DATA SECTION |
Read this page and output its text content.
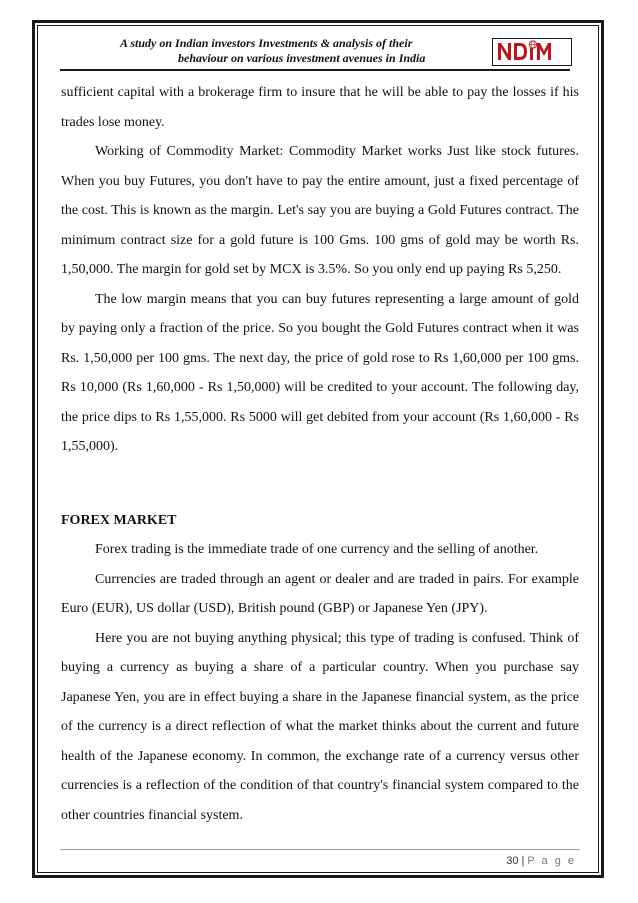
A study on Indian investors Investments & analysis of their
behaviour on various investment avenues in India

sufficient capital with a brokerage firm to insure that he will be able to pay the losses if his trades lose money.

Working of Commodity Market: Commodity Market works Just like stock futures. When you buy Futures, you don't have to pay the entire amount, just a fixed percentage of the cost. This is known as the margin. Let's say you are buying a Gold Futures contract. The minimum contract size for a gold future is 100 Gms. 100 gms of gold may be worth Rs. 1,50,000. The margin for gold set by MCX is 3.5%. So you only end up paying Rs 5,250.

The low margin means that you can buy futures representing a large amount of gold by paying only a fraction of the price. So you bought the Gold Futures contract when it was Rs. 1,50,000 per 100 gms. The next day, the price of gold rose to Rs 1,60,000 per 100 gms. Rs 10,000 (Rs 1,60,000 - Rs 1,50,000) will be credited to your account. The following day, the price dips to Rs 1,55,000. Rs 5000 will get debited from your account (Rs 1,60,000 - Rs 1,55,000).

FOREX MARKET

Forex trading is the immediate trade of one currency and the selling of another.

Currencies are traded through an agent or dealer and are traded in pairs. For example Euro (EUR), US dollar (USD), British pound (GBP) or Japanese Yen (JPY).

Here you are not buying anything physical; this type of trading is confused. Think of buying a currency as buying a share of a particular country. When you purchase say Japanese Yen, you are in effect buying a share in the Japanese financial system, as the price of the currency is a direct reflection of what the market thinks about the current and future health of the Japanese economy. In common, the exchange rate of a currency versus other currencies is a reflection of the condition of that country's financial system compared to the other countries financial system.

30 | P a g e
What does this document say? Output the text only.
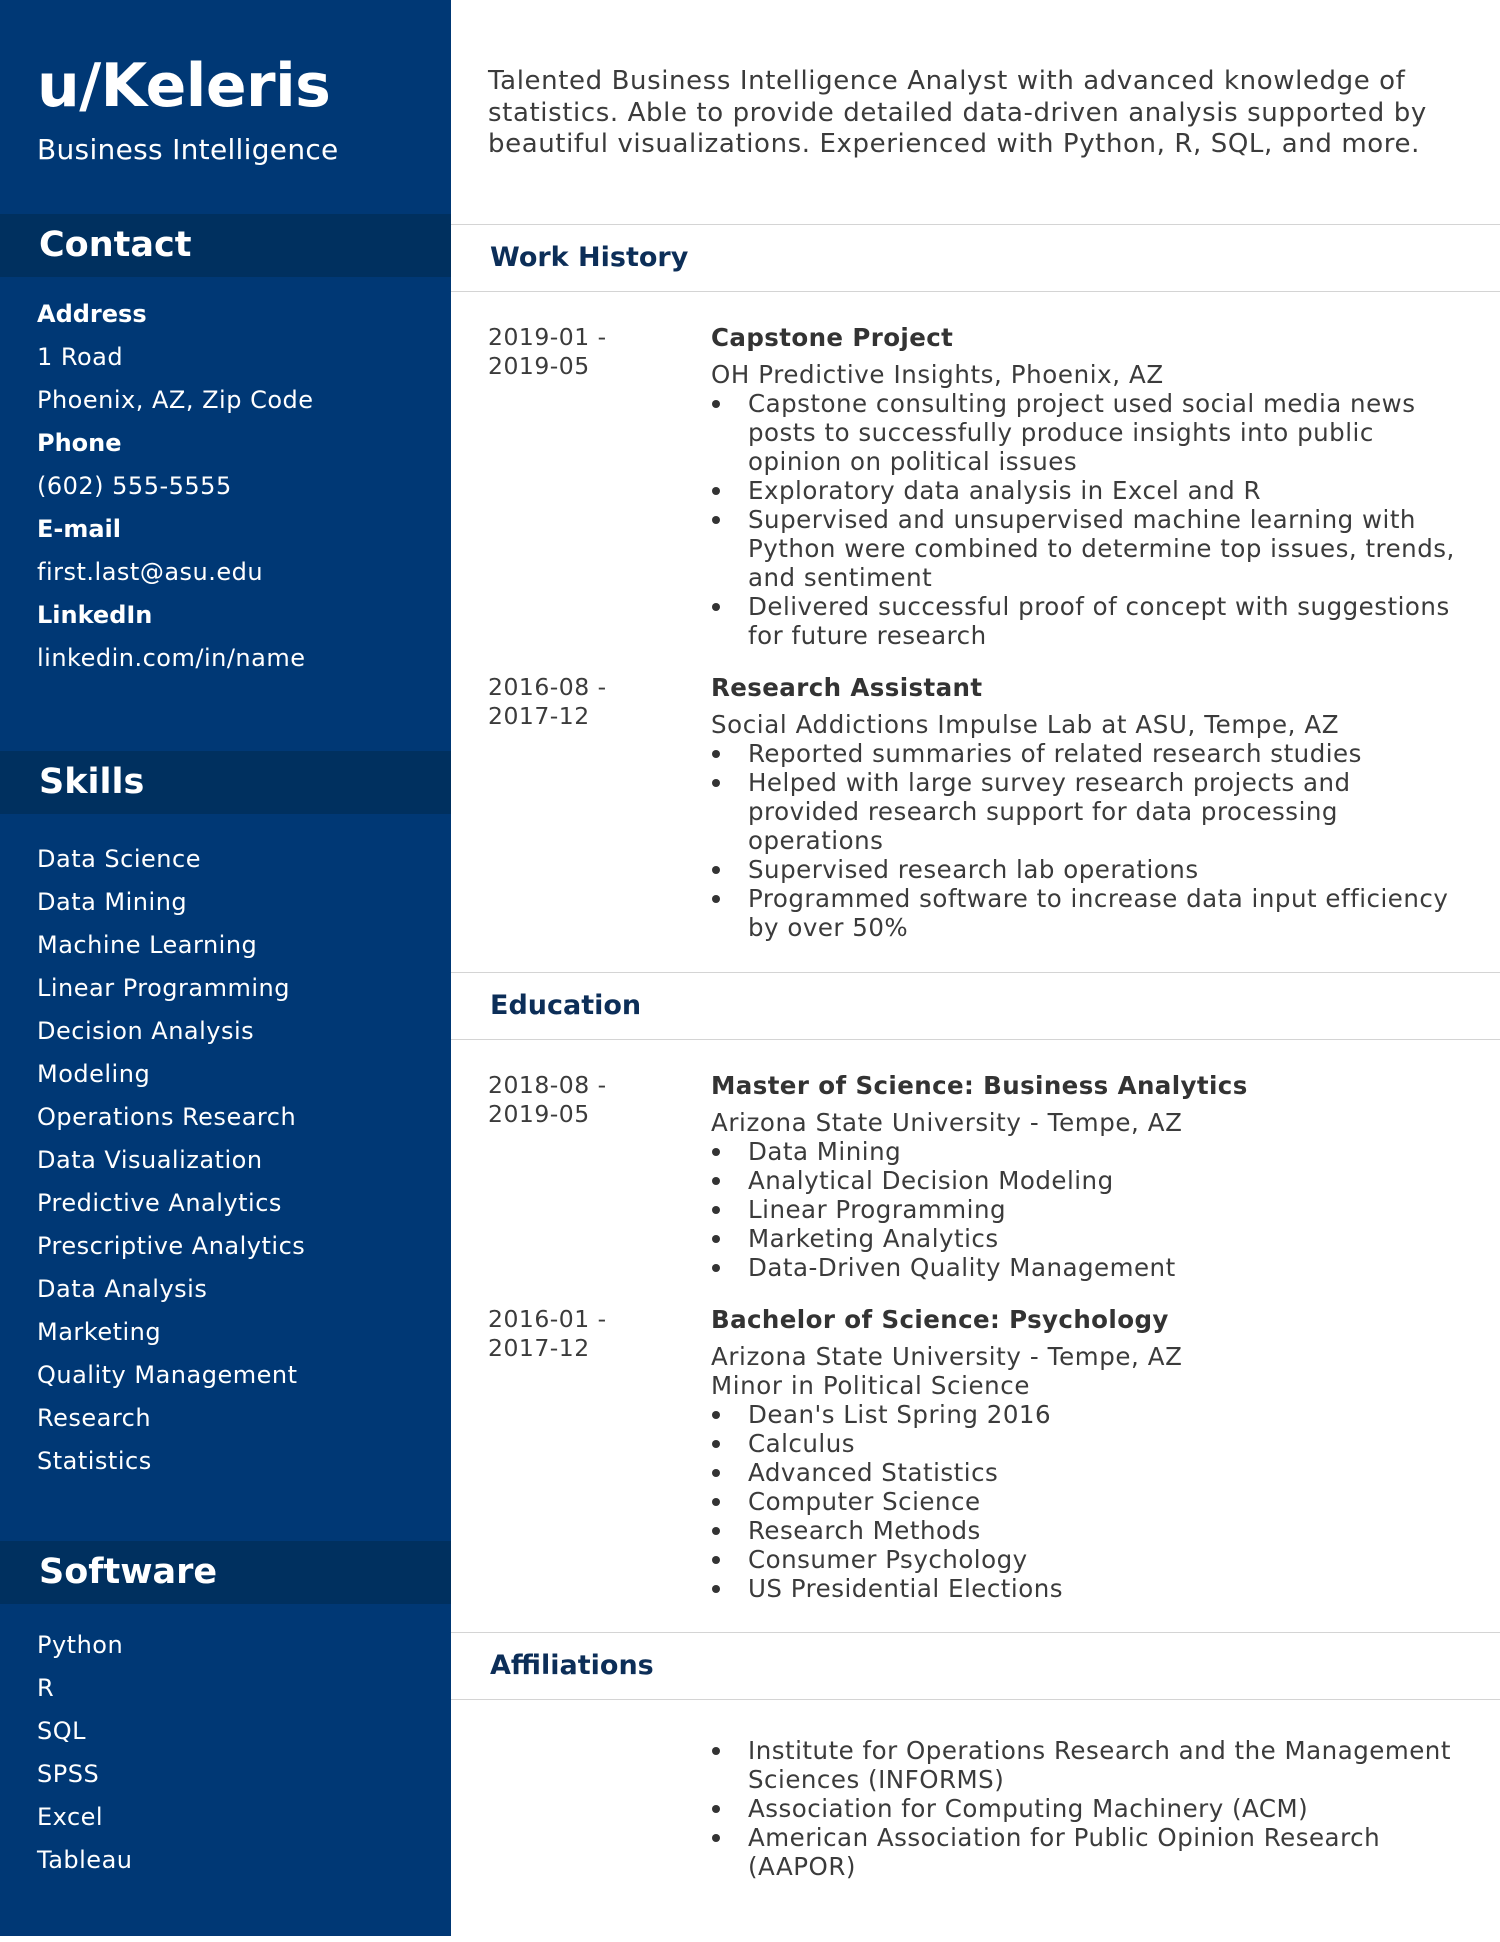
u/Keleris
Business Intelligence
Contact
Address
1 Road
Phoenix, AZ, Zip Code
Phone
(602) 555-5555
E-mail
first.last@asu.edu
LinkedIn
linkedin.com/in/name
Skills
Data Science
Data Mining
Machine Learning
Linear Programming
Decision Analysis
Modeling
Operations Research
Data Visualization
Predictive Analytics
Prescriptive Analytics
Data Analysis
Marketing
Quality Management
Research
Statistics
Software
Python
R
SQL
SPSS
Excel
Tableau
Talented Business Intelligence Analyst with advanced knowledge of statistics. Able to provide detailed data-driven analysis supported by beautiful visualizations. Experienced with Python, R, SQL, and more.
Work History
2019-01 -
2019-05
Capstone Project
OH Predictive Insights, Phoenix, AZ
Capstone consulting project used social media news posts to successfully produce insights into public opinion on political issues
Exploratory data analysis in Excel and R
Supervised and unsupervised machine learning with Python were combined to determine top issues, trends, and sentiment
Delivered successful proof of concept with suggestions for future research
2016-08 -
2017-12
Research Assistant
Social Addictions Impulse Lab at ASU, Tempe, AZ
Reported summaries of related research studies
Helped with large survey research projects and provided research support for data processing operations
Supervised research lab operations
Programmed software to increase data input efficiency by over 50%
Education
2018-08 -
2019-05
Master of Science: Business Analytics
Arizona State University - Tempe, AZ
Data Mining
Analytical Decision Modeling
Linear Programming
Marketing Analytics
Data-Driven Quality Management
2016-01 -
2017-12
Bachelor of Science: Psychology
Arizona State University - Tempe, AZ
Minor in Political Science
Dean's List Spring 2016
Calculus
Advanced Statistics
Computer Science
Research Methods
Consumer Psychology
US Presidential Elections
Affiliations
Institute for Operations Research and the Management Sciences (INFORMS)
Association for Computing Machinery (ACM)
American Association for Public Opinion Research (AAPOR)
...
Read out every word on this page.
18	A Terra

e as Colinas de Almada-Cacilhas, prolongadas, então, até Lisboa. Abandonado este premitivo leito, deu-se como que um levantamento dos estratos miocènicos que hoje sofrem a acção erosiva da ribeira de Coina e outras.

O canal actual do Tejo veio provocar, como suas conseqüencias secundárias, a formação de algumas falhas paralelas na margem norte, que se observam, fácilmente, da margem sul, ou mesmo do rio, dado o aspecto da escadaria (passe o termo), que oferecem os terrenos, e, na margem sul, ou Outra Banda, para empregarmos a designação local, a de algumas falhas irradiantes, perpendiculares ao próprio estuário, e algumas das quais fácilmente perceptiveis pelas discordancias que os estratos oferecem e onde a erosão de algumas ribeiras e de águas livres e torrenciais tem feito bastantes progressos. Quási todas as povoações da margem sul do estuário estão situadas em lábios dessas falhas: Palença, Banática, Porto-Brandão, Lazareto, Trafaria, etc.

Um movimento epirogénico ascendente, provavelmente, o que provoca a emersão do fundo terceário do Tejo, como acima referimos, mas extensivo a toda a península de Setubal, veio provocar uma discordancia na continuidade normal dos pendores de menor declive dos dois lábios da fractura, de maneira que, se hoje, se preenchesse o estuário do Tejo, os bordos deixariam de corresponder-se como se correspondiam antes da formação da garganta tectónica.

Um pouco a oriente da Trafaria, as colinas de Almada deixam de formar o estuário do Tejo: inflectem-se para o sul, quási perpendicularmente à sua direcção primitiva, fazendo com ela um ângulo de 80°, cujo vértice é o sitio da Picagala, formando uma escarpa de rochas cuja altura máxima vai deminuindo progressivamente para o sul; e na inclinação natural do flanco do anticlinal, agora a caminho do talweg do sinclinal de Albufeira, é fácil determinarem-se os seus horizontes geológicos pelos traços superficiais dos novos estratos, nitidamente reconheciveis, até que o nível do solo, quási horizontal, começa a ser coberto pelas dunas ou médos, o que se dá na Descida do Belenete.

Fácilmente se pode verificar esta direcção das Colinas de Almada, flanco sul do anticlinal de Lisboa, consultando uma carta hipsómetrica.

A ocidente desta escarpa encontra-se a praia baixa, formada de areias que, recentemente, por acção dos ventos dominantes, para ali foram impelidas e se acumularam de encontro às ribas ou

STATED GOAL | State how many lines of the records above contain the word "gold", giving only that number.

RESPONSE TO THIS TASK | 2